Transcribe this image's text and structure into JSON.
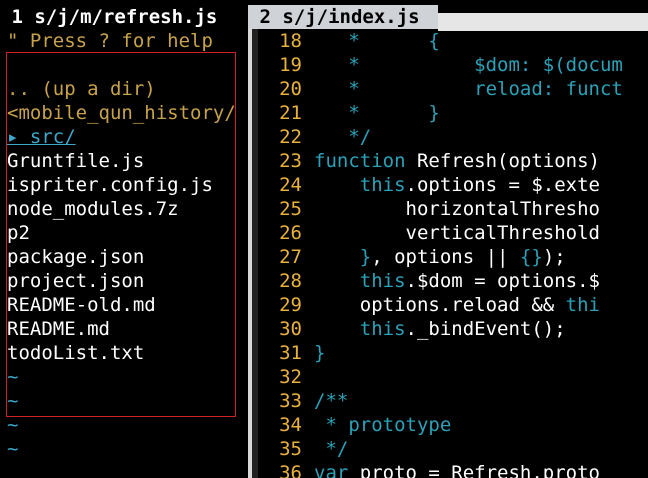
{
  "tabs": [
    {
      "label": " 1 s/j/m/refresh.js "
    },
    {
      "label": " 2 s/j/index.js "
    }
  ],
  "tree": {
    "help": "\" Press ? for help",
    "updir": ".. (up a dir)",
    "root": "<mobile_qun_history/",
    "src": "▸ src/",
    "files": [
      "Gruntfile.js",
      "ispriter.config.js",
      "node_modules.7z",
      "p2",
      "package.json",
      "project.json",
      "README-old.md",
      "README.md",
      "todoList.txt"
    ],
    "tilde": "~"
  },
  "editor": {
    "lines": [
      {
        "n": "18",
        "parts": [
          [
            "cm",
            "   *      {"
          ]
        ]
      },
      {
        "n": "19",
        "parts": [
          [
            "cm",
            "   *          $dom: $(docum"
          ]
        ]
      },
      {
        "n": "20",
        "parts": [
          [
            "cm",
            "   *          reload: funct"
          ]
        ]
      },
      {
        "n": "21",
        "parts": [
          [
            "cm",
            "   *      }"
          ]
        ]
      },
      {
        "n": "22",
        "parts": [
          [
            "cm",
            "   */"
          ]
        ]
      },
      {
        "n": "23",
        "parts": [
          [
            "kw",
            "function"
          ],
          [
            "pl",
            " Refresh(options)"
          ]
        ]
      },
      {
        "n": "24",
        "parts": [
          [
            "pl",
            "    "
          ],
          [
            "kw",
            "this"
          ],
          [
            "pl",
            ".options = $.exte"
          ]
        ]
      },
      {
        "n": "25",
        "parts": [
          [
            "pl",
            "        horizontalThresho"
          ]
        ]
      },
      {
        "n": "26",
        "parts": [
          [
            "pl",
            "        verticalThreshold"
          ]
        ]
      },
      {
        "n": "27",
        "parts": [
          [
            "kw",
            "    }"
          ],
          [
            "pl",
            ", options || "
          ],
          [
            "kw",
            "{}"
          ],
          [
            "pl",
            ");"
          ]
        ]
      },
      {
        "n": "28",
        "parts": [
          [
            "pl",
            "    "
          ],
          [
            "kw",
            "this"
          ],
          [
            "pl",
            ".$dom = options.$"
          ]
        ]
      },
      {
        "n": "29",
        "parts": [
          [
            "pl",
            "    options.reload && "
          ],
          [
            "kw",
            "thi"
          ]
        ]
      },
      {
        "n": "30",
        "parts": [
          [
            "pl",
            "    "
          ],
          [
            "kw",
            "this"
          ],
          [
            "pl",
            "._bindEvent();"
          ]
        ]
      },
      {
        "n": "31",
        "parts": [
          [
            "kw",
            "}"
          ]
        ]
      },
      {
        "n": "32",
        "parts": [
          [
            "pl",
            ""
          ]
        ]
      },
      {
        "n": "33",
        "parts": [
          [
            "cm",
            "/**"
          ]
        ]
      },
      {
        "n": "34",
        "parts": [
          [
            "cm",
            " * prototype"
          ]
        ]
      },
      {
        "n": "35",
        "parts": [
          [
            "cm",
            " */"
          ]
        ]
      },
      {
        "n": "36",
        "parts": [
          [
            "kw",
            "var"
          ],
          [
            "pl",
            " proto = Refresh.proto"
          ]
        ]
      }
    ]
  }
}
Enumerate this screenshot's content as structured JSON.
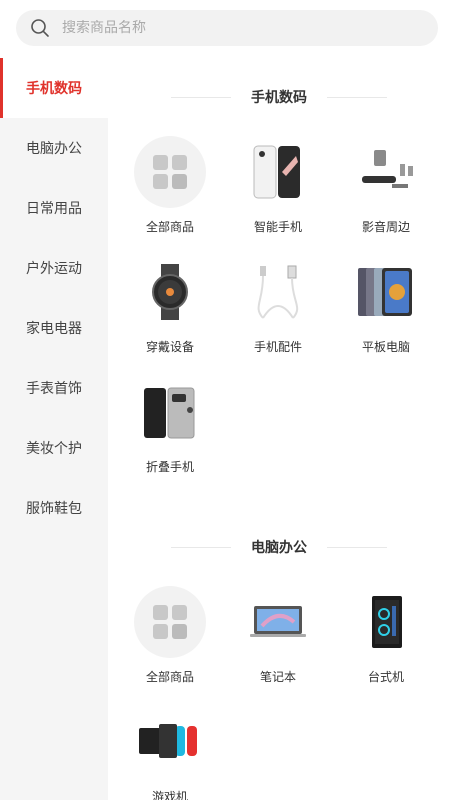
{
  "search": {
    "placeholder": "搜索商品名称"
  },
  "sidebar": {
    "items": [
      {
        "label": "手机数码"
      },
      {
        "label": "电脑办公"
      },
      {
        "label": "日常用品"
      },
      {
        "label": "户外运动"
      },
      {
        "label": "家电电器"
      },
      {
        "label": "手表首饰"
      },
      {
        "label": "美妆个护"
      },
      {
        "label": "服饰鞋包"
      }
    ]
  },
  "sections": [
    {
      "title": "手机数码",
      "items": [
        {
          "label": "全部商品",
          "icon": "all-products-icon"
        },
        {
          "label": "智能手机",
          "icon": "smartphone-icon"
        },
        {
          "label": "影音周边",
          "icon": "speaker-icon"
        },
        {
          "label": "穿戴设备",
          "icon": "smartwatch-icon"
        },
        {
          "label": "手机配件",
          "icon": "usb-cable-icon"
        },
        {
          "label": "平板电脑",
          "icon": "tablet-icon"
        },
        {
          "label": "折叠手机",
          "icon": "foldable-phone-icon"
        }
      ]
    },
    {
      "title": "电脑办公",
      "items": [
        {
          "label": "全部商品",
          "icon": "all-products-icon"
        },
        {
          "label": "笔记本",
          "icon": "laptop-icon"
        },
        {
          "label": "台式机",
          "icon": "desktop-tower-icon"
        },
        {
          "label": "游戏机",
          "icon": "game-console-icon"
        }
      ]
    }
  ],
  "colors": {
    "accent": "#e0322b",
    "sidebar_bg": "#f5f5f5"
  }
}
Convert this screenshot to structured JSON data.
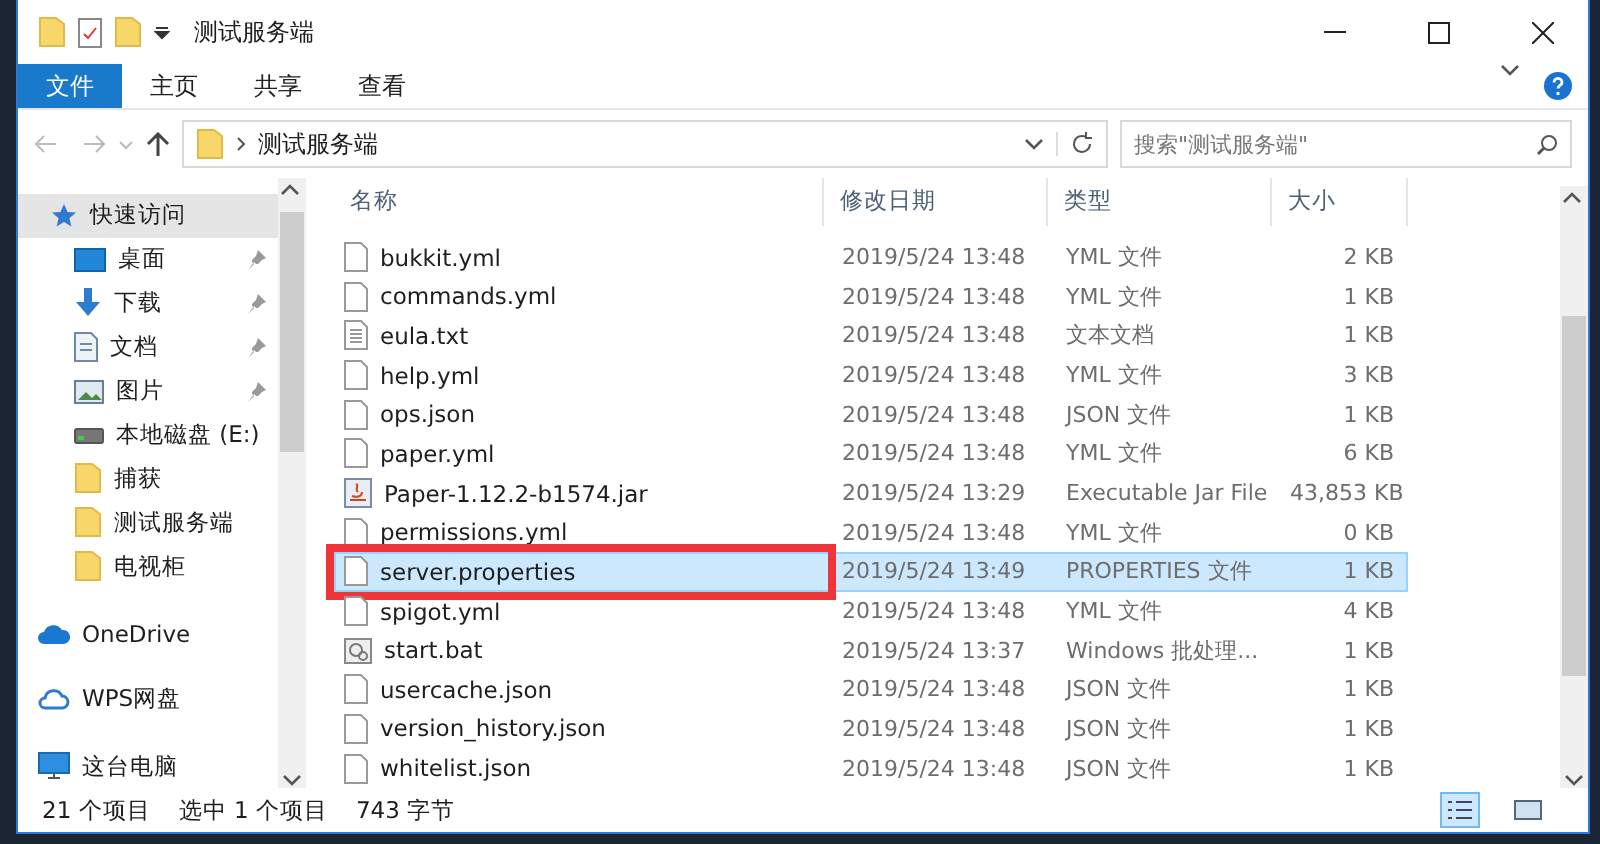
{
  "window": {
    "title": "测试服务端"
  },
  "ribbon_tabs": [
    {
      "label": "文件",
      "selected": true
    },
    {
      "label": "主页",
      "selected": false
    },
    {
      "label": "共享",
      "selected": false
    },
    {
      "label": "查看",
      "selected": false
    }
  ],
  "address": {
    "path": "测试服务端"
  },
  "search": {
    "placeholder": "搜索\"测试服务端\""
  },
  "sidebar": {
    "items": [
      {
        "label": "快速访问",
        "kind": "star",
        "selected": true,
        "pinned": false
      },
      {
        "label": "桌面",
        "kind": "desktop",
        "selected": false,
        "pinned": true
      },
      {
        "label": "下载",
        "kind": "download",
        "selected": false,
        "pinned": true
      },
      {
        "label": "文档",
        "kind": "document",
        "selected": false,
        "pinned": true
      },
      {
        "label": "图片",
        "kind": "picture",
        "selected": false,
        "pinned": true
      },
      {
        "label": "本地磁盘 (E:)",
        "kind": "drive",
        "selected": false,
        "pinned": false
      },
      {
        "label": "捕获",
        "kind": "folder",
        "selected": false,
        "pinned": false
      },
      {
        "label": "测试服务端",
        "kind": "folder",
        "selected": false,
        "pinned": false
      },
      {
        "label": "电视柜",
        "kind": "folder",
        "selected": false,
        "pinned": false
      },
      {
        "label": "OneDrive",
        "kind": "cloud",
        "selected": false,
        "pinned": false
      },
      {
        "label": "WPS网盘",
        "kind": "cloud_outline",
        "selected": false,
        "pinned": false
      },
      {
        "label": "这台电脑",
        "kind": "pc",
        "selected": false,
        "pinned": false
      }
    ]
  },
  "table": {
    "columns": [
      "名称",
      "修改日期",
      "类型",
      "大小"
    ],
    "rows": [
      {
        "name": "bukkit.yml",
        "date": "2019/5/24 13:48",
        "type": "YML 文件",
        "size": "2 KB",
        "kind": "file",
        "selected": false,
        "highlighted": false
      },
      {
        "name": "commands.yml",
        "date": "2019/5/24 13:48",
        "type": "YML 文件",
        "size": "1 KB",
        "kind": "file",
        "selected": false,
        "highlighted": false
      },
      {
        "name": "eula.txt",
        "date": "2019/5/24 13:48",
        "type": "文本文档",
        "size": "1 KB",
        "kind": "text",
        "selected": false,
        "highlighted": false
      },
      {
        "name": "help.yml",
        "date": "2019/5/24 13:48",
        "type": "YML 文件",
        "size": "3 KB",
        "kind": "file",
        "selected": false,
        "highlighted": false
      },
      {
        "name": "ops.json",
        "date": "2019/5/24 13:48",
        "type": "JSON 文件",
        "size": "1 KB",
        "kind": "file",
        "selected": false,
        "highlighted": false
      },
      {
        "name": "paper.yml",
        "date": "2019/5/24 13:48",
        "type": "YML 文件",
        "size": "6 KB",
        "kind": "file",
        "selected": false,
        "highlighted": false
      },
      {
        "name": "Paper-1.12.2-b1574.jar",
        "date": "2019/5/24 13:29",
        "type": "Executable Jar File",
        "size": "43,853 KB",
        "kind": "jar",
        "selected": false,
        "highlighted": false
      },
      {
        "name": "permissions.yml",
        "date": "2019/5/24 13:48",
        "type": "YML 文件",
        "size": "0 KB",
        "kind": "file",
        "selected": false,
        "highlighted": false
      },
      {
        "name": "server.properties",
        "date": "2019/5/24 13:49",
        "type": "PROPERTIES 文件",
        "size": "1 KB",
        "kind": "file",
        "selected": true,
        "highlighted": true
      },
      {
        "name": "spigot.yml",
        "date": "2019/5/24 13:48",
        "type": "YML 文件",
        "size": "4 KB",
        "kind": "file",
        "selected": false,
        "highlighted": false
      },
      {
        "name": "start.bat",
        "date": "2019/5/24 13:37",
        "type": "Windows 批处理...",
        "size": "1 KB",
        "kind": "bat",
        "selected": false,
        "highlighted": false
      },
      {
        "name": "usercache.json",
        "date": "2019/5/24 13:48",
        "type": "JSON 文件",
        "size": "1 KB",
        "kind": "file",
        "selected": false,
        "highlighted": false
      },
      {
        "name": "version_history.json",
        "date": "2019/5/24 13:48",
        "type": "JSON 文件",
        "size": "1 KB",
        "kind": "file",
        "selected": false,
        "highlighted": false
      },
      {
        "name": "whitelist.json",
        "date": "2019/5/24 13:48",
        "type": "JSON 文件",
        "size": "1 KB",
        "kind": "file",
        "selected": false,
        "highlighted": false
      }
    ]
  },
  "status_bar": {
    "count": "21 个项目",
    "selection": "选中 1 个项目",
    "size": "743 字节"
  },
  "view_buttons": [
    {
      "kind": "details",
      "selected": true
    },
    {
      "kind": "large_icons",
      "selected": false
    }
  ]
}
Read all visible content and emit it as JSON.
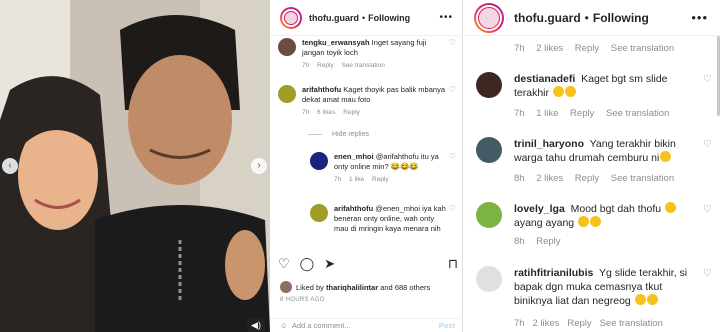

# # # # #

INSTRUCTIONS TO FOLLOW:
Pull out every line of the entries that includes the word "screenshot".

RESPONSE TO THE TASK:
Enumerate this screenshot's content as structured JSON.
Convert this screenshot to structured JSON data.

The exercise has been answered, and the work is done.